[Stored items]
-=-=-=-=-

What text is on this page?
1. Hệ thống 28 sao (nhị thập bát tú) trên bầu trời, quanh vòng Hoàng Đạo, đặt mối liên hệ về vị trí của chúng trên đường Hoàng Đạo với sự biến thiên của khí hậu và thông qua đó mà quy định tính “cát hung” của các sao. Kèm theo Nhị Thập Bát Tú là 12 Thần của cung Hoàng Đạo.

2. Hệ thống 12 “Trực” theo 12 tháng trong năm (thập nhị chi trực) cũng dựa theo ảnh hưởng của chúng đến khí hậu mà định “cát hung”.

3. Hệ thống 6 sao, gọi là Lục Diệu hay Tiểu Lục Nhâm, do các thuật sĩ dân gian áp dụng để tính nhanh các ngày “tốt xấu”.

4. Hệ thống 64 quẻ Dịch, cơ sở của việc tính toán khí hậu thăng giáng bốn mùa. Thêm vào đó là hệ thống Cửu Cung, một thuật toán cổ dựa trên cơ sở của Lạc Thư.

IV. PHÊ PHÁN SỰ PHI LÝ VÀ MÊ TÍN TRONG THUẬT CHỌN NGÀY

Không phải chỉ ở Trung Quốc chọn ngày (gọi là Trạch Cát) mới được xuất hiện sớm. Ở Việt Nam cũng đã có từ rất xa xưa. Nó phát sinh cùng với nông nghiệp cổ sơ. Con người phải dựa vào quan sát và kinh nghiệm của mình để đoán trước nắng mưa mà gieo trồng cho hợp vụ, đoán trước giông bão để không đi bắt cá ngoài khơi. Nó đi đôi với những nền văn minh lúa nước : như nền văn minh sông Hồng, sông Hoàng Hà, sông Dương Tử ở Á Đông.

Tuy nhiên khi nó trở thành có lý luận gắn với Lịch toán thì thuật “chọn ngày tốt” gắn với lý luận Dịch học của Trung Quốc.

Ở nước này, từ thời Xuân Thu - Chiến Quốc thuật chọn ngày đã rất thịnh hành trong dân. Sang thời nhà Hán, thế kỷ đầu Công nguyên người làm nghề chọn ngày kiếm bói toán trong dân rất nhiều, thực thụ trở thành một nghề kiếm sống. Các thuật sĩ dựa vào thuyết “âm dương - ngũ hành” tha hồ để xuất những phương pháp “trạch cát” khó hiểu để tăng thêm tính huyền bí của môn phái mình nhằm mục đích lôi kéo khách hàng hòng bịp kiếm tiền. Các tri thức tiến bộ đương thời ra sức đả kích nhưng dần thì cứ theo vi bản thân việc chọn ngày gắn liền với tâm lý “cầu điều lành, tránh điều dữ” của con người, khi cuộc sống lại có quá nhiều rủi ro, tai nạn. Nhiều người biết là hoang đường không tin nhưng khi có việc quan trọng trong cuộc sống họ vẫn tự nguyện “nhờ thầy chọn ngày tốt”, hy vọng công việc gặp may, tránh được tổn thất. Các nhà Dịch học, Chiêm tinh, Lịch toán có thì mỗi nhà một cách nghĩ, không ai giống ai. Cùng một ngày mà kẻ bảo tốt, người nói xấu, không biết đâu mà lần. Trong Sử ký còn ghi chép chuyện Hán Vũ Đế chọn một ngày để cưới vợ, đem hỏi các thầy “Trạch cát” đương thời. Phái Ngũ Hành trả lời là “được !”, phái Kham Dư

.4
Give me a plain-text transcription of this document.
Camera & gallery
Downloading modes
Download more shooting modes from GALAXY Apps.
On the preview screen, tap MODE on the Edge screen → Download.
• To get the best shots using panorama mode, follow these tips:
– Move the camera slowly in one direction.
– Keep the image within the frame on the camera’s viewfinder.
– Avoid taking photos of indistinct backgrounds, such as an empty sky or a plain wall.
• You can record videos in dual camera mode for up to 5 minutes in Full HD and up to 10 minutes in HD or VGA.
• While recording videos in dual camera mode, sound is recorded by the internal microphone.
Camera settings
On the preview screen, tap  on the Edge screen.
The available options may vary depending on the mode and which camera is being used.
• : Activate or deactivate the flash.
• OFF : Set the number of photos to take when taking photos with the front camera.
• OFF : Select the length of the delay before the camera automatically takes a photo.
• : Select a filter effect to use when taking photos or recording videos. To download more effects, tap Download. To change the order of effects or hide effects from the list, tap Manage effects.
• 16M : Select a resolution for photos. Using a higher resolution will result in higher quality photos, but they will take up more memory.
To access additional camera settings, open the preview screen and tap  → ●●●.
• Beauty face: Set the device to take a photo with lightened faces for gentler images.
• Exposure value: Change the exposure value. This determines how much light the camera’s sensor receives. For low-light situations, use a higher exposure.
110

-=-=-=-=-

REQUIRED TASK:
Restate the final lines of the listing above word for word, beginning at the line that contains "Give me a plain-text".

TASK RESPONSE:
Give me a plain-text transcription of this document.
Camera & gallery
Downloading modes
Download more shooting modes from GALAXY Apps.
On the preview screen, tap MODE on the Edge screen → Download.
• To get the best shots using panorama mode, follow these tips:
– Move the camera slowly in one direction.
– Keep the image within the frame on the camera’s viewfinder.
– Avoid taking photos of indistinct backgrounds, such as an empty sky or a plain wall.
• You can record videos in dual camera mode for up to 5 minutes in Full HD and up to 10 minutes in HD or VGA.
• While recording videos in dual camera mode, sound is recorded by the internal microphone.
Camera settings
On the preview screen, tap  on the Edge screen.
The available options may vary depending on the mode and which camera is being used.
• : Activate or deactivate the flash.
• OFF : Set the number of photos to take when taking photos with the front camera.
• OFF : Select the length of the delay before the camera automatically takes a photo.
• : Select a filter effect to use when taking photos or recording videos. To download more effects, tap Download. To change the order of effects or hide effects from the list, tap Manage effects.
• 16M : Select a resolution for photos. Using a higher resolution will result in higher quality photos, but they will take up more memory.
To access additional camera settings, open the preview screen and tap  → ●●●.
• Beauty face: Set the device to take a photo with lightened faces for gentler images.
• Exposure value: Change the exposure value. This determines how much light the camera’s sensor receives. For low-light situations, use a higher exposure.
110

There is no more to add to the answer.